## To do
Look through the records that follow. Copy every line containing the word "frac".

Records excerpted from a collection:

## Start

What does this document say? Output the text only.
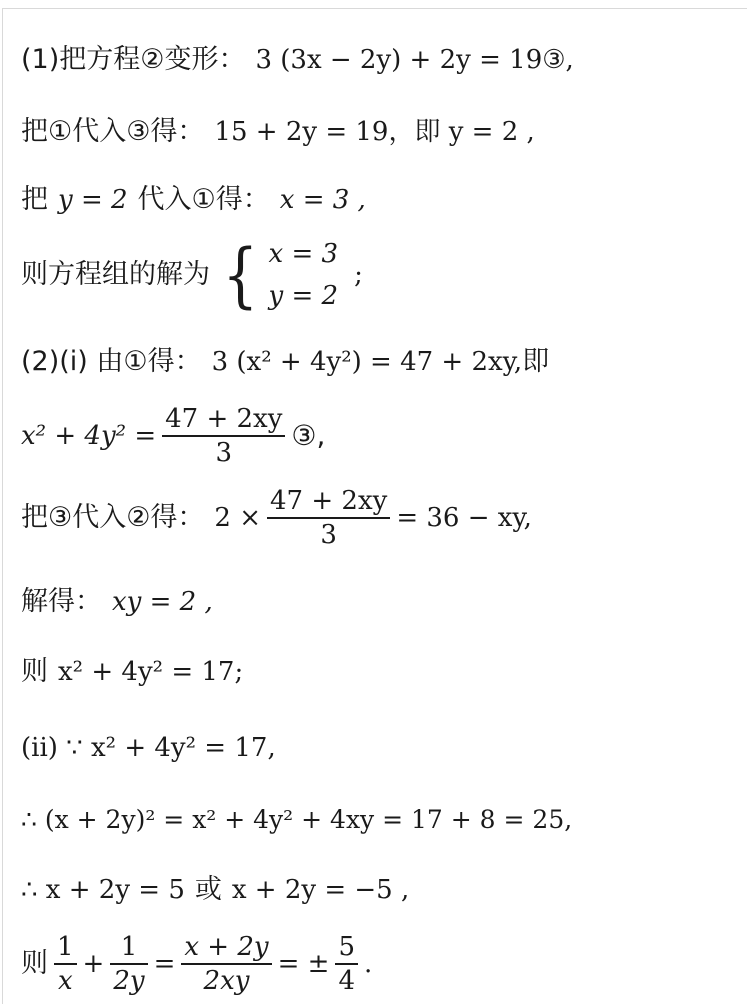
(1)把方程②变形： 3 (3x − 2y) + 2y = 19③,
把①代入③得： 15 + 2y = 19，即 y = 2 ,
把 y = 2 代入①得： x = 3 ,
则方程组的解为 { x = 3
y = 2
;
(2)(i) 由①得： 3 (x² + 4y²) = 47 + 2xy, 即
$x^2 + 4y^2 = \frac{47 + 2xy}{3}$ ③,
把③代入②得： $2 \times \frac{47 + 2xy}{3} = 36$ − xy,
解得： xy = 2 ,
则 x² + 4y² = 17;
(ii) ∵ x² + 4y² = 17,
∴ (x + 2y)² = x² + 4y² + 4xy = 17 + 8 = 25,
∴ x + 2y = 5 或 x + 2y = −5 ,
则 $\frac{1}{x} + \frac{1}{2y} = \frac{x + 2y}{2xy}$ = ± $\frac{5}{4}$ .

## End

## Response for this exercise
$x^2 + 4y^2 = \frac{47 + 2xy}{3}$ ③,
把③代入②得： $2 \times \frac{47 + 2xy}{3} = 36$ − xy,
则 $\frac{1}{x} + \frac{1}{2y} = \frac{x + 2y}{2xy}$ = ± $\frac{5}{4}$ .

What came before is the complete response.